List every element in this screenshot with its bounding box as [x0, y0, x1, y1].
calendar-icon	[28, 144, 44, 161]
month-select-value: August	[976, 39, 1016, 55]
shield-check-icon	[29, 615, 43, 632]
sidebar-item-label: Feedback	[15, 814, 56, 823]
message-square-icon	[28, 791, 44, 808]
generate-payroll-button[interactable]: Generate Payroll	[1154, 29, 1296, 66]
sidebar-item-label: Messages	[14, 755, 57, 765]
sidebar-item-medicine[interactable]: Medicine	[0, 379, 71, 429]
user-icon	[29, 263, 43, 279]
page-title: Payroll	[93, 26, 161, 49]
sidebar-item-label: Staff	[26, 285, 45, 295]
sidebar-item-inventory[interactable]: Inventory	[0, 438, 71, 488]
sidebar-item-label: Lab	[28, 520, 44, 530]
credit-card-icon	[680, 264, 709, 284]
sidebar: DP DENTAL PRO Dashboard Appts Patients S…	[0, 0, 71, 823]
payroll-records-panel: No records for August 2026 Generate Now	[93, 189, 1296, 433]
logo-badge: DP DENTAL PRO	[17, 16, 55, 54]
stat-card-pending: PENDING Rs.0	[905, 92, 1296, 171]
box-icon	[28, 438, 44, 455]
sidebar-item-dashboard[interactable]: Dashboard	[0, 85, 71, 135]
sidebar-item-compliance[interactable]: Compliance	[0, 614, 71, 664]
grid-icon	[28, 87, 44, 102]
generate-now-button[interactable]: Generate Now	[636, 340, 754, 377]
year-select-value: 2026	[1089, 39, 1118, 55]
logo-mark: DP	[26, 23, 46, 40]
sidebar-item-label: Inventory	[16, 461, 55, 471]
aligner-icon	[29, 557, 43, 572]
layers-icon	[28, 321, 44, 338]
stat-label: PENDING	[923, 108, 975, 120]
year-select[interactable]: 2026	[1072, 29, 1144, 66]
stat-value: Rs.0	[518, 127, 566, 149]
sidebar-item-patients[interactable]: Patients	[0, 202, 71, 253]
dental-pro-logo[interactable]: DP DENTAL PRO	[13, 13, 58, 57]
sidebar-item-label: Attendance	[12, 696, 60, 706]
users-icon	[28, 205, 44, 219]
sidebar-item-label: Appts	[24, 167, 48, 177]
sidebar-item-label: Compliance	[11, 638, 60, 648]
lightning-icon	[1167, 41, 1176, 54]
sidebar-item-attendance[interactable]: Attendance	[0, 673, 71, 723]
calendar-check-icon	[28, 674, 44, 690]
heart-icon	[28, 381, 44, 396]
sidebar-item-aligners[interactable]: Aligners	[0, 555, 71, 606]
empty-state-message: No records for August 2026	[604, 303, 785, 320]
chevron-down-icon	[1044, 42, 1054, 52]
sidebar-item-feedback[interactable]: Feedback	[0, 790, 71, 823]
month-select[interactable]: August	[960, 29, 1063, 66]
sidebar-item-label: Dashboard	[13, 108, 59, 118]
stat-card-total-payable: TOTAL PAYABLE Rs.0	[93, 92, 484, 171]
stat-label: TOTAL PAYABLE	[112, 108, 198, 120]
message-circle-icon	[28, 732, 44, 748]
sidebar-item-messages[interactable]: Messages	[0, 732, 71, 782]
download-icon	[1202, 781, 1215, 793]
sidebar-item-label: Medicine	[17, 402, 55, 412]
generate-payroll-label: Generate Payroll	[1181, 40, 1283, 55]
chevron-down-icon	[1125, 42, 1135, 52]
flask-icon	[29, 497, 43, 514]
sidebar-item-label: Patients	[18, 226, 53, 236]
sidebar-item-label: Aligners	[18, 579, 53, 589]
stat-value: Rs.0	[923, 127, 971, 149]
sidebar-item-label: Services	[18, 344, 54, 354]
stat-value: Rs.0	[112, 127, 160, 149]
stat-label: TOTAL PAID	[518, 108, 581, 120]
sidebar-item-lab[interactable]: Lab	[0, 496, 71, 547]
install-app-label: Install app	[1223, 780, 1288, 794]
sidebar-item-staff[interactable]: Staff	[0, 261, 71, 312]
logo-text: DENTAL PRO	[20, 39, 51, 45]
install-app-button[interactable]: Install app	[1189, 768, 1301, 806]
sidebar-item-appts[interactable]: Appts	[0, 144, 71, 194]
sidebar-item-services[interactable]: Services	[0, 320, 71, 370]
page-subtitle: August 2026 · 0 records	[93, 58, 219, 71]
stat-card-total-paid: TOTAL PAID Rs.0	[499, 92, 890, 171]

#### [Your objective]
Work out how many lines of the entries include the word "select", and respond with that number and nothing more.

#### [Expected answer]
4